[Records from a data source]

= = =

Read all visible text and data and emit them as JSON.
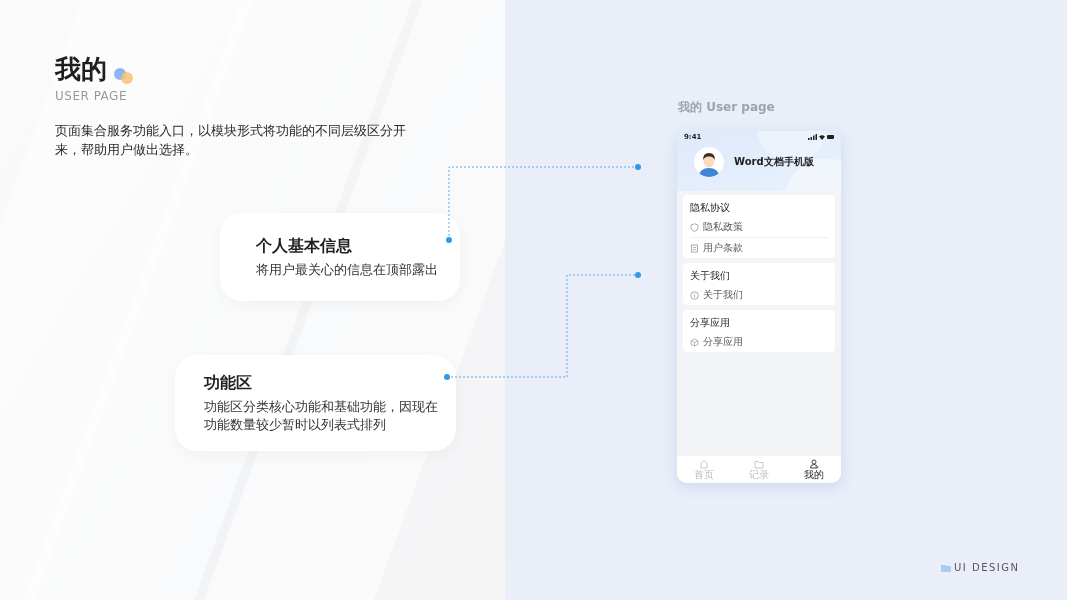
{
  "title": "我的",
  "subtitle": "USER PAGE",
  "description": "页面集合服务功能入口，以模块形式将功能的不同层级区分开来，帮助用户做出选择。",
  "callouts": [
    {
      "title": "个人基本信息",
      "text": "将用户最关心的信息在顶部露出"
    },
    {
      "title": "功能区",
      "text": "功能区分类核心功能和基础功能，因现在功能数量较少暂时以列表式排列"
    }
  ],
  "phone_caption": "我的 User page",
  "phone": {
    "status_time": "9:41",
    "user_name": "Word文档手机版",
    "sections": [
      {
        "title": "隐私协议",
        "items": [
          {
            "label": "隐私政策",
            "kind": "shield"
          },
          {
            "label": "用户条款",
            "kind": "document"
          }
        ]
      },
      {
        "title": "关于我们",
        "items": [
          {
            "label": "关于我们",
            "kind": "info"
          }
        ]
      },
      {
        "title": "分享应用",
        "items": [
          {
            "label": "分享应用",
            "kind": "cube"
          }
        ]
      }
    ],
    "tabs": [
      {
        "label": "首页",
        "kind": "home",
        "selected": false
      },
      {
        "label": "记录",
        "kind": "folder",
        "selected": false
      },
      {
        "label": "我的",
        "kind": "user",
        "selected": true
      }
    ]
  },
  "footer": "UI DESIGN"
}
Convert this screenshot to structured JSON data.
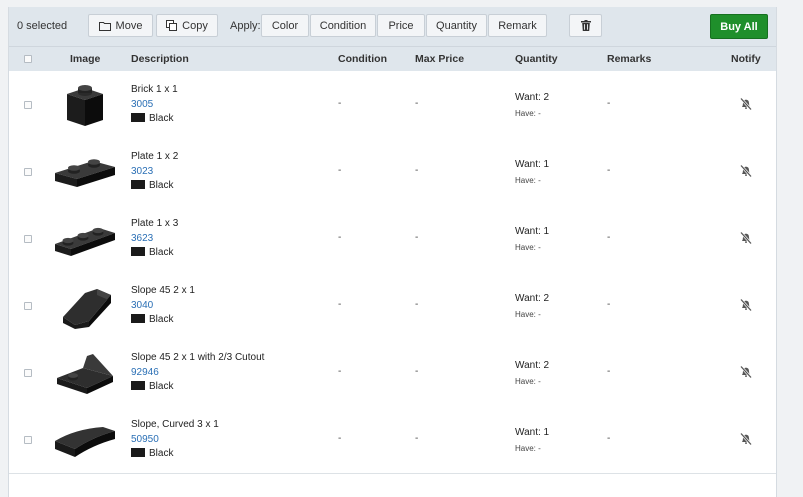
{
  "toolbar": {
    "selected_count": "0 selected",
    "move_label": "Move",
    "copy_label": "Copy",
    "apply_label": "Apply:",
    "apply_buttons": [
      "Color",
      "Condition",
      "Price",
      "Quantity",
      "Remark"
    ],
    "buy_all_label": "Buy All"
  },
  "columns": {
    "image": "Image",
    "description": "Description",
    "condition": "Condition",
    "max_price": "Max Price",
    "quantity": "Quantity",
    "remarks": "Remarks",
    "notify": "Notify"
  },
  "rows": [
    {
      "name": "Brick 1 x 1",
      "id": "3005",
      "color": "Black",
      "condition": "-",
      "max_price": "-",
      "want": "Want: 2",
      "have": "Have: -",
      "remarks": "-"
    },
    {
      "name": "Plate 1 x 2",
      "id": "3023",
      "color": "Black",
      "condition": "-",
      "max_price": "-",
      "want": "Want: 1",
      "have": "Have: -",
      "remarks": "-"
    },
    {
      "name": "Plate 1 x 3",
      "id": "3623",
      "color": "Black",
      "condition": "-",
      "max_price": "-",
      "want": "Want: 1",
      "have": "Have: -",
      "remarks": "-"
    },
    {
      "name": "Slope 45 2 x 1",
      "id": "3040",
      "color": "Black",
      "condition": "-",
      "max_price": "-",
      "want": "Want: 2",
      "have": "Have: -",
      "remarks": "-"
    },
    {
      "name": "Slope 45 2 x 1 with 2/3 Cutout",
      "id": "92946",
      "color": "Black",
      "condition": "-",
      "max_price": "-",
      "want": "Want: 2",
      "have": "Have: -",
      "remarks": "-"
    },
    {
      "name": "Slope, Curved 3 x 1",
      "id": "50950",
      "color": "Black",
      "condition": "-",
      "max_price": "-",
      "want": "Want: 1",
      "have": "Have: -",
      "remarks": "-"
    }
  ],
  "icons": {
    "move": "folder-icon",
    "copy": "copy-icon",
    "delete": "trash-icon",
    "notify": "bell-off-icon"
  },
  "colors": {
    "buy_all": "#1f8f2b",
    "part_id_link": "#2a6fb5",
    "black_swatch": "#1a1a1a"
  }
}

= = =

[Work instructions]:
Replicate the material above verbatim; images stay out of the copy.

[Answer to this problem]:
Read all visible text and data and emit them as JSON.
{
  "title": "我的",
  "subtitle": "USER PAGE",
  "description": "页面集合服务功能入口，以模块形式将功能的不同层级区分开来，帮助用户做出选择。",
  "callouts": [
    {
      "title": "个人基本信息",
      "text": "将用户最关心的信息在顶部露出"
    },
    {
      "title": "功能区",
      "text": "功能区分类核心功能和基础功能，因现在功能数量较少暂时以列表式排列"
    }
  ],
  "phone_caption": "我的 User page",
  "phone": {
    "status_time": "9:41",
    "user_name": "Word文档手机版",
    "sections": [
      {
        "title": "隐私协议",
        "items": [
          {
            "label": "隐私政策",
            "kind": "shield"
          },
          {
            "label": "用户条款",
            "kind": "document"
          }
        ]
      },
      {
        "title": "关于我们",
        "items": [
          {
            "label": "关于我们",
            "kind": "info"
          }
        ]
      },
      {
        "title": "分享应用",
        "items": [
          {
            "label": "分享应用",
            "kind": "cube"
          }
        ]
      }
    ],
    "tabs": [
      {
        "label": "首页",
        "kind": "home",
        "selected": false
      },
      {
        "label": "记录",
        "kind": "folder",
        "selected": false
      },
      {
        "label": "我的",
        "kind": "user",
        "selected": true
      }
    ]
  },
  "footer": "UI DESIGN"
}
Convert this screenshot to structured JSON data.
{
  "toolbar": {
    "selected_count": "0 selected",
    "move_label": "Move",
    "copy_label": "Copy",
    "apply_label": "Apply:",
    "apply_buttons": [
      "Color",
      "Condition",
      "Price",
      "Quantity",
      "Remark"
    ],
    "buy_all_label": "Buy All"
  },
  "columns": {
    "image": "Image",
    "description": "Description",
    "condition": "Condition",
    "max_price": "Max Price",
    "quantity": "Quantity",
    "remarks": "Remarks",
    "notify": "Notify"
  },
  "rows": [
    {
      "name": "Brick 1 x 1",
      "id": "3005",
      "color": "Black",
      "condition": "-",
      "max_price": "-",
      "want": "Want: 2",
      "have": "Have: -",
      "remarks": "-"
    },
    {
      "name": "Plate 1 x 2",
      "id": "3023",
      "color": "Black",
      "condition": "-",
      "max_price": "-",
      "want": "Want: 1",
      "have": "Have: -",
      "remarks": "-"
    },
    {
      "name": "Plate 1 x 3",
      "id": "3623",
      "color": "Black",
      "condition": "-",
      "max_price": "-",
      "want": "Want: 1",
      "have": "Have: -",
      "remarks": "-"
    },
    {
      "name": "Slope 45 2 x 1",
      "id": "3040",
      "color": "Black",
      "condition": "-",
      "max_price": "-",
      "want": "Want: 2",
      "have": "Have: -",
      "remarks": "-"
    },
    {
      "name": "Slope 45 2 x 1 with 2/3 Cutout",
      "id": "92946",
      "color": "Black",
      "condition": "-",
      "max_price": "-",
      "want": "Want: 2",
      "have": "Have: -",
      "remarks": "-"
    },
    {
      "name": "Slope, Curved 3 x 1",
      "id": "50950",
      "color": "Black",
      "condition": "-",
      "max_price": "-",
      "want": "Want: 1",
      "have": "Have: -",
      "remarks": "-"
    }
  ],
  "icons": {
    "move": "folder-icon",
    "copy": "copy-icon",
    "delete": "trash-icon",
    "notify": "bell-off-icon"
  },
  "colors": {
    "buy_all": "#1f8f2b",
    "part_id_link": "#2a6fb5",
    "black_swatch": "#1a1a1a"
  }
}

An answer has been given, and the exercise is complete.